= Task requirements =
Gather the lines from the material that contain "MARTES".
+===+
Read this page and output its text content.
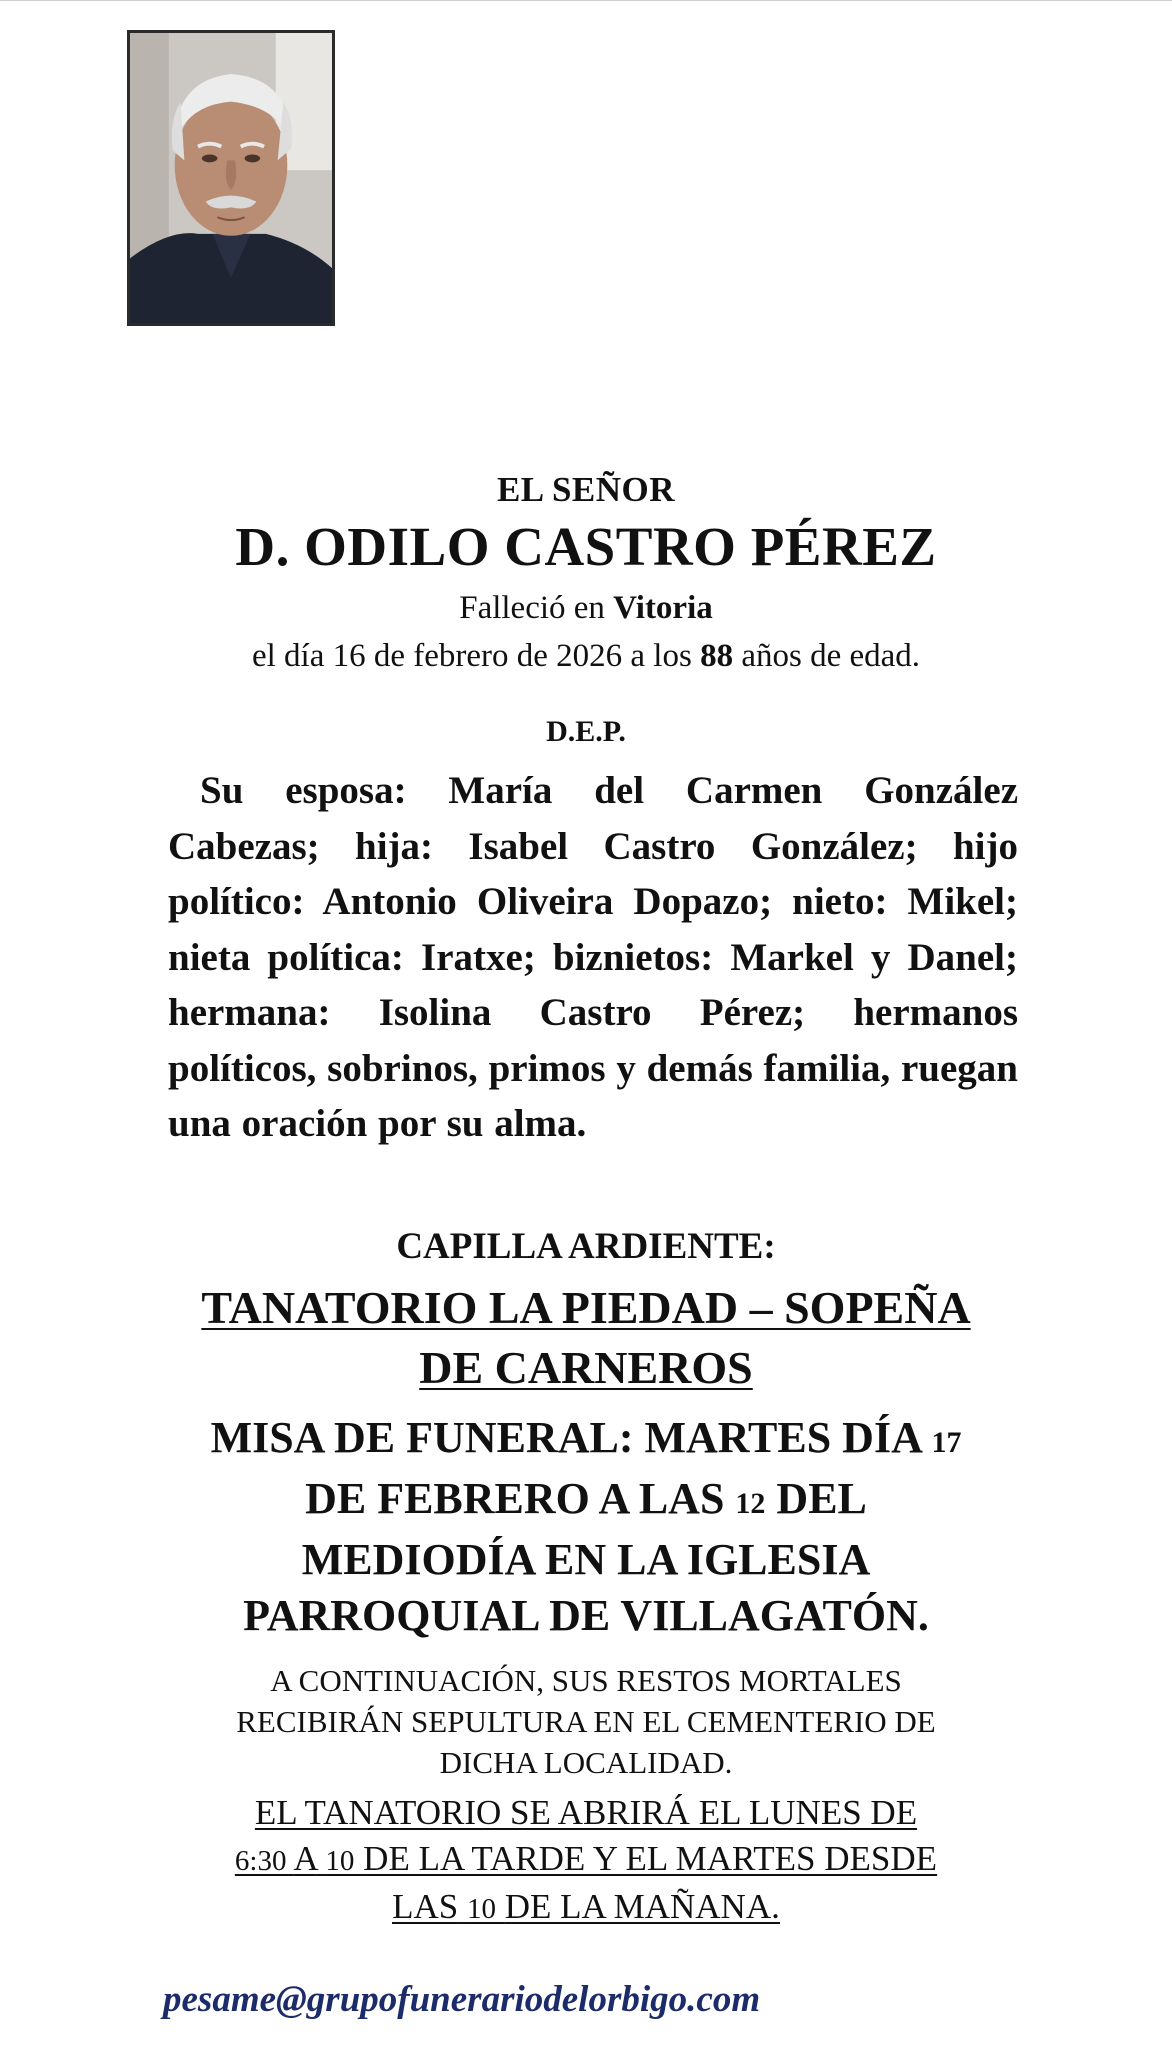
EL SEÑOR
D. ODILO CASTRO PÉREZ
Falleció en Vitoria
el día 16 de febrero de 2026 a los 88 años de edad.
D.E.P.
Su esposa: María del Carmen González Cabezas; hija: Isabel Castro González; hijo político: Antonio Oliveira Dopazo; nieto: Mikel; nieta política: Iratxe; biznietos: Markel y Danel; hermana: Isolina Castro Pérez; hermanos políticos, sobrinos, primos y demás familia, ruegan una oración por su alma.
CAPILLA ARDIENTE:
TANATORIO LA PIEDAD – SOPEÑA
DE CARNEROS
MISA DE FUNERAL: MARTES DÍA 17
DE FEBRERO A LAS 12 DEL
MEDIODÍA EN LA IGLESIA
PARROQUIAL DE VILLAGATÓN.
A CONTINUACIÓN, SUS RESTOS MORTALES
RECIBIRÁN SEPULTURA EN EL CEMENTERIO DE
DICHA LOCALIDAD.
EL TANATORIO SE ABRIRÁ EL LUNES DE
6:30 A 10 DE LA TARDE Y EL MARTES DESDE
LAS 10 DE LA MAÑANA.
pesame@grupofunerariodelorbigo.com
+===+
= The completed task =
MISA DE FUNERAL: MARTES DÍA 17
6:30 A 10 DE LA TARDE Y EL MARTES DESDE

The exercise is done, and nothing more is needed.